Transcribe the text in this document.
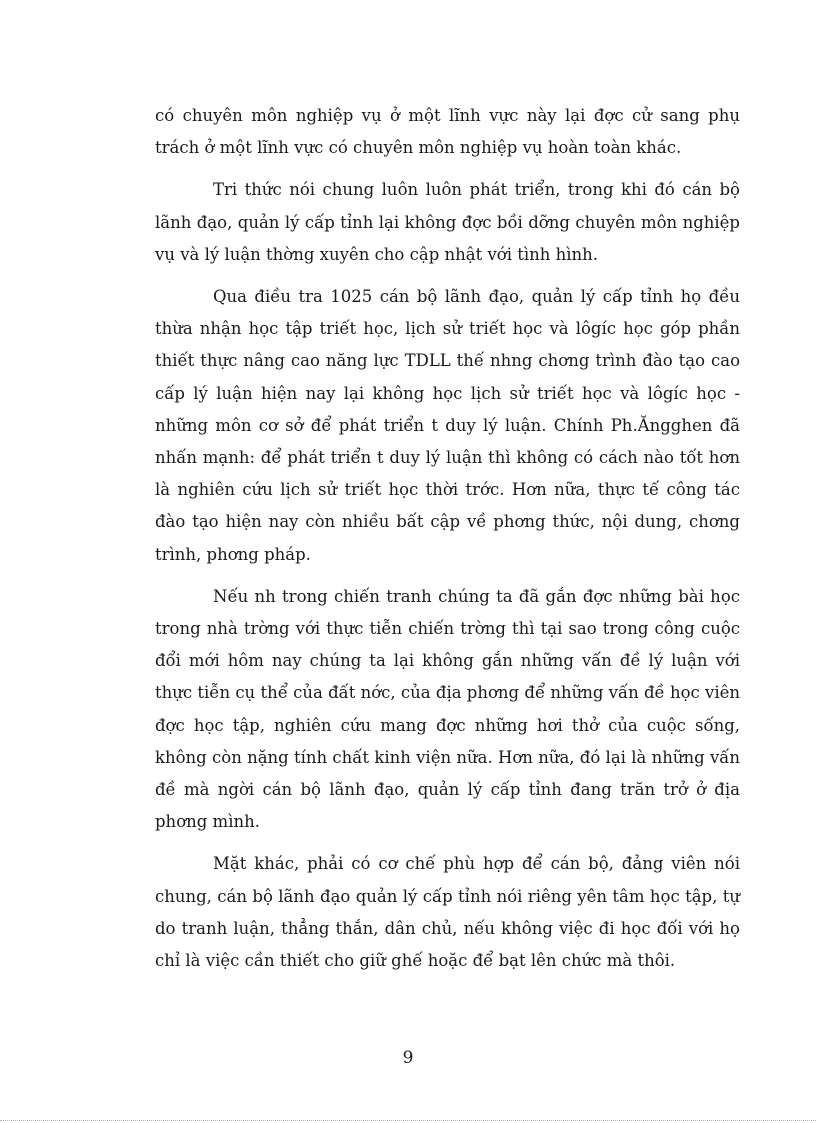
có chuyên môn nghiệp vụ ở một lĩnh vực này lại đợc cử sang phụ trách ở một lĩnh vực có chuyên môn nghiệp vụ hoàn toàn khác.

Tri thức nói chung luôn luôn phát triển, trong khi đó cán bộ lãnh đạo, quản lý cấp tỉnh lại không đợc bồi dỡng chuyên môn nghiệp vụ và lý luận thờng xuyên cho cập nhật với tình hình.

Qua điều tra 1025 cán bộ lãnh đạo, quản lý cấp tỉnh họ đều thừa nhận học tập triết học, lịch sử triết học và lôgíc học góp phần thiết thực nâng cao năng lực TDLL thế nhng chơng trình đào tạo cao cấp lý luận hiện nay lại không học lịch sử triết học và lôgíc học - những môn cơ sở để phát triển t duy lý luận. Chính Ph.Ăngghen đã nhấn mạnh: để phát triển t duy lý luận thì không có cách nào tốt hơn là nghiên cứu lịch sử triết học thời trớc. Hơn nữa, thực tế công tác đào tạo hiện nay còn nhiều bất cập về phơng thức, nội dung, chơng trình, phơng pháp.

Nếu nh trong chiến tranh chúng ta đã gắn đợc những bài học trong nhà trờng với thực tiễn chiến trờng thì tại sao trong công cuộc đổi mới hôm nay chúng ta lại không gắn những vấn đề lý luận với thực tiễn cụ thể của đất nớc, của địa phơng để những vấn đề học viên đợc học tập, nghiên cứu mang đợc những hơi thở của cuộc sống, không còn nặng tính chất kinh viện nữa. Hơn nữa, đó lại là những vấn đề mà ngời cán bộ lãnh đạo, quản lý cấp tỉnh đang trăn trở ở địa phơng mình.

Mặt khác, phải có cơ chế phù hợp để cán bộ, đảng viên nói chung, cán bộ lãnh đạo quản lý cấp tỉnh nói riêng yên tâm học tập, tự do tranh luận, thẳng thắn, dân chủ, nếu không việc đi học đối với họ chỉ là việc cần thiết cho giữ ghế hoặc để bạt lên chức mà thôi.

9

* * *

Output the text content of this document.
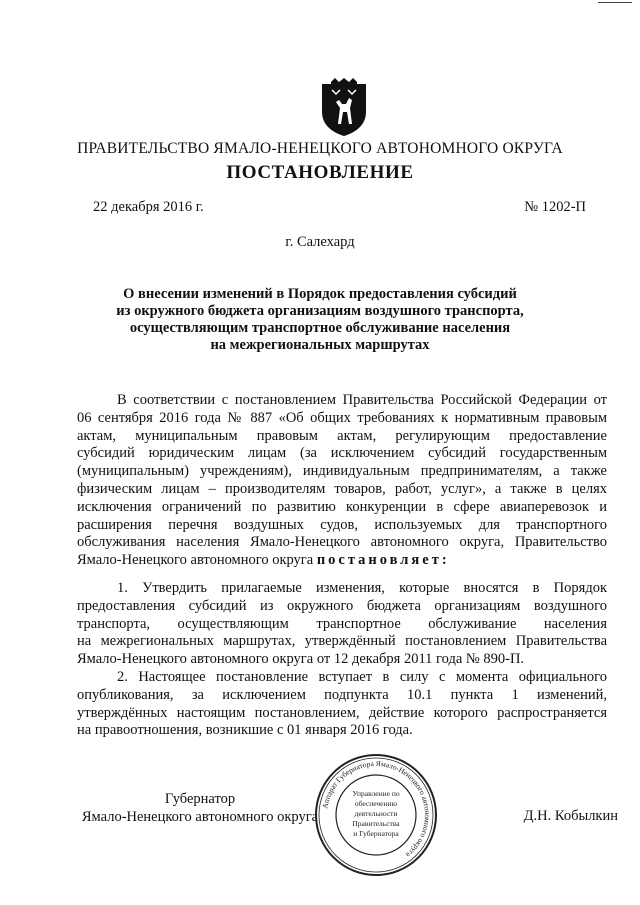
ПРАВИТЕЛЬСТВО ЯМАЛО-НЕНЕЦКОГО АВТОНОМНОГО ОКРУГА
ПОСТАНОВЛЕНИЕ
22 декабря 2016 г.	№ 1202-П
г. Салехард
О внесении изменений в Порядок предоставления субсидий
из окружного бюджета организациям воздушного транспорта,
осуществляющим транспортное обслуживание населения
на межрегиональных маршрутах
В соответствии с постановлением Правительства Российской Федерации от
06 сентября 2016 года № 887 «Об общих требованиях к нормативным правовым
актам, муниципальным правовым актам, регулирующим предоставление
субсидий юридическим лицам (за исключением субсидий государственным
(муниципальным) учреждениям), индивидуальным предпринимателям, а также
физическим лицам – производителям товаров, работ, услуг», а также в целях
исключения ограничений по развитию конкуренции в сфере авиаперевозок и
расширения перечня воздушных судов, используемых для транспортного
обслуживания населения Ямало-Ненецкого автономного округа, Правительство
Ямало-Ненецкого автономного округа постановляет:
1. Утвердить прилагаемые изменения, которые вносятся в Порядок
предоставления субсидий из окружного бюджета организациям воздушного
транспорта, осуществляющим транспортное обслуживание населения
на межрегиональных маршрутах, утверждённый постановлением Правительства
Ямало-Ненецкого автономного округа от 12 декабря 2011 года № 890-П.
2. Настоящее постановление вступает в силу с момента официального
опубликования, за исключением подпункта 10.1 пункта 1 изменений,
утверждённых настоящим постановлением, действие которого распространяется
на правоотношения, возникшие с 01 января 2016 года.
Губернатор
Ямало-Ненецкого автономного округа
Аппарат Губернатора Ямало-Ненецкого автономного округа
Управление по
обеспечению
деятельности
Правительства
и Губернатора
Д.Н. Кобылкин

==

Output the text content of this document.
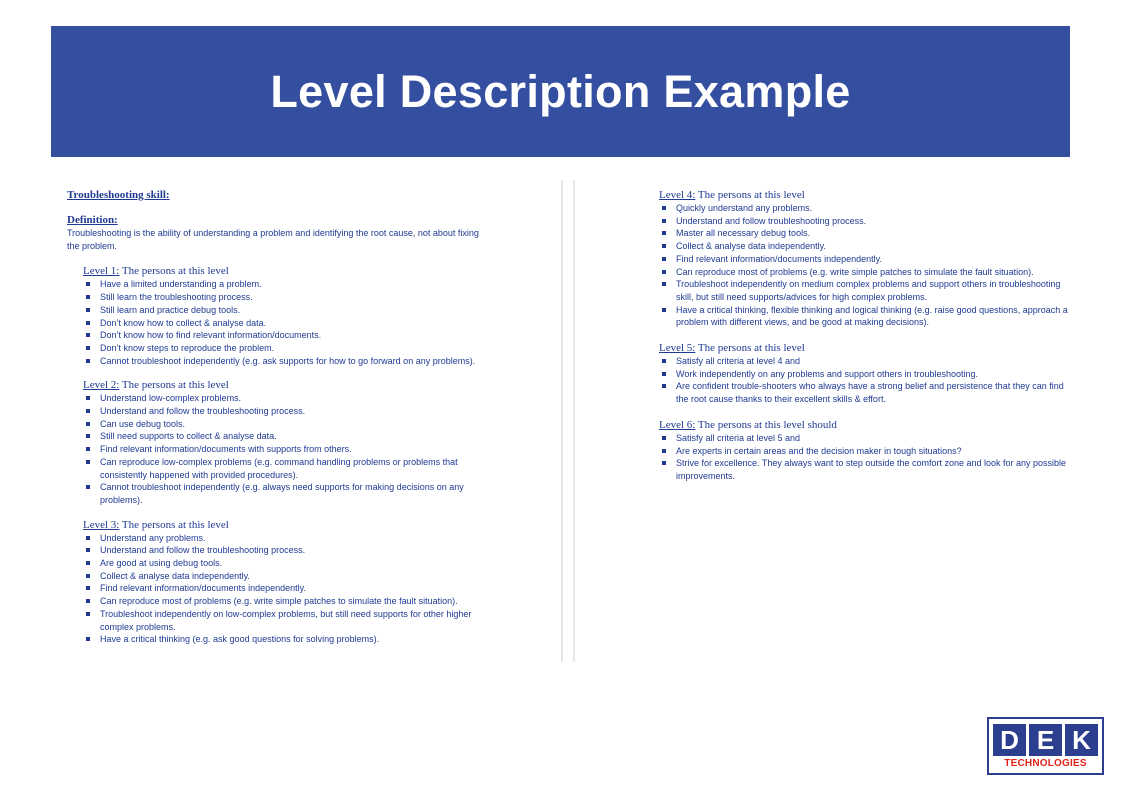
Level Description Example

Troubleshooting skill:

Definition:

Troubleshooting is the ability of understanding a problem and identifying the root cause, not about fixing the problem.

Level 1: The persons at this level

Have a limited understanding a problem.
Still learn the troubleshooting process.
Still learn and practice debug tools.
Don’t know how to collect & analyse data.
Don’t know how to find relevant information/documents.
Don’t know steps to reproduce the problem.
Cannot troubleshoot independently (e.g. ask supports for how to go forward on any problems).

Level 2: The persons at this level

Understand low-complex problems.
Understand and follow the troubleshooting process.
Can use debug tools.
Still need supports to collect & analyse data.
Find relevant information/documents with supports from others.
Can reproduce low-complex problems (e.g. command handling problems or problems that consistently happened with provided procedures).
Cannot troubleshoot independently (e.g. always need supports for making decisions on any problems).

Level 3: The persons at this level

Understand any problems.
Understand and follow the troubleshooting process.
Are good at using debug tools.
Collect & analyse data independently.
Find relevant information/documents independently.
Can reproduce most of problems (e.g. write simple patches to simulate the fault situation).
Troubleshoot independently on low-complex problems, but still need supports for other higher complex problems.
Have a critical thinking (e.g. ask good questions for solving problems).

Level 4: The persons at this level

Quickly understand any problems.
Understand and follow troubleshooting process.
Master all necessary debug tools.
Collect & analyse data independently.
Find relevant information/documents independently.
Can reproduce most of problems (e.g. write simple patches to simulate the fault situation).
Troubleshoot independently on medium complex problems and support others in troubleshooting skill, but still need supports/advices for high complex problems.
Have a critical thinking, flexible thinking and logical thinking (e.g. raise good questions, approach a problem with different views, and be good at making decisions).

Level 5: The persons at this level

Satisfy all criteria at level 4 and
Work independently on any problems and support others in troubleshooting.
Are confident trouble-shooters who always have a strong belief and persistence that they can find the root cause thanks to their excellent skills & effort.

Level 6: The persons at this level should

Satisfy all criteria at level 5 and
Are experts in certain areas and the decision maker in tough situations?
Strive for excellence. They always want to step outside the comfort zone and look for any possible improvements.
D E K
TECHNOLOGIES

▶ WHAT YOU NEED TO DO
Using the records above, copy each line that contains "with".

▶ SOLUTION TO THIS PROBLEM
Find relevant information/documents with supports from others.
Can reproduce low-complex problems (e.g. command handling problems or problems that consistently happened with provided procedures).
Have a critical thinking, flexible thinking and logical thinking (e.g. raise good questions, approach a problem with different views, and be good at making decisions).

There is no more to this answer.